Carry none of the pictures over; set down the material below exactly.

--- Start of Provided material ---

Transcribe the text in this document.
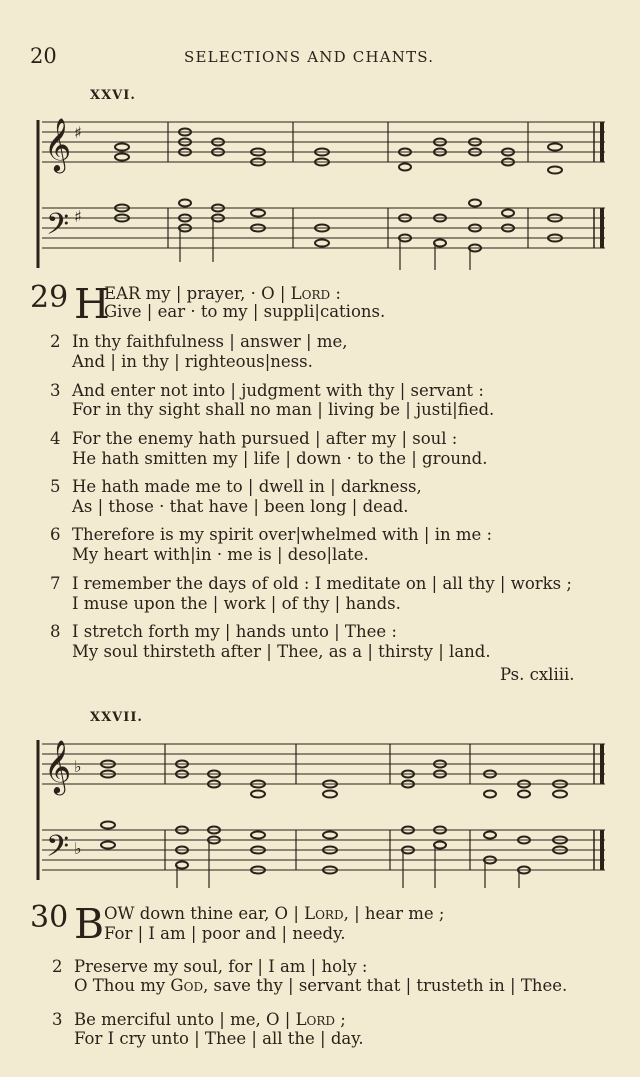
20	SELECTIONS AND CHANTS.
XXVI.
𝄞
𝄢
♯
♯
29 H
EAR my | prayer, · O | Lord :
Give | ear · to my | suppli|cations.
2 In thy faithfulness | answer | me,
And | in thy | righteous|ness.
3 And enter not into | judgment with thy | servant :
For in thy sight shall no man | living be | justi|fied.
4 For the enemy hath pursued | after my | soul :
He hath smitten my | life | down · to the | ground.
5 He hath made me to | dwell in | darkness,
As | those · that have | been long | dead.
6 Therefore is my spirit over|whelmed with | in me :
My heart with|in · me is | deso|late.
7 I remember the days of old : I meditate on | all thy | works ;
I muse upon the | work | of thy | hands.
8 I stretch forth my | hands unto | Thee :
My soul thirsteth after | Thee, as a | thirsty | land.
Ps. cxliii.
XXVII.
𝄞
𝄢
♭
♭
30 B OW down thine ear, O | Lord, | hear me ;
For | I am | poor and | needy.
2 Preserve my soul, for | I am | holy :
O Thou my God, save thy | servant that | trusteth in | Thee.
3 Be merciful unto | me, O | Lord ;
For I cry unto | Thee | all the | day.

--- End of Provided material ---

### Output
Transcribe the text in this document.
20	SELECTIONS AND CHANTS.
XXVI.
𝄞
𝄢
♯
♯
29 H
EAR my | prayer, · O | Lord :
Give | ear · to my | suppli|cations.
2 In thy faithfulness | answer | me,
And | in thy | righteous|ness.
3 And enter not into | judgment with thy | servant :
For in thy sight shall no man | living be | justi|fied.
4 For the enemy hath pursued | after my | soul :
He hath smitten my | life | down · to the | ground.
5 He hath made me to | dwell in | darkness,
As | those · that have | been long | dead.
6 Therefore is my spirit over|whelmed with | in me :
My heart with|in · me is | deso|late.
7 I remember the days of old : I meditate on | all thy | works ;
I muse upon the | work | of thy | hands.
8 I stretch forth my | hands unto | Thee :
My soul thirsteth after | Thee, as a | thirsty | land.
Ps. cxliii.
XXVII.
𝄞
𝄢
♭
♭
30 B OW down thine ear, O | Lord, | hear me ;
For | I am | poor and | needy.
2 Preserve my soul, for | I am | holy :
O Thou my God, save thy | servant that | trusteth in | Thee.
3 Be merciful unto | me, O | Lord ;
For I cry unto | Thee | all the | day.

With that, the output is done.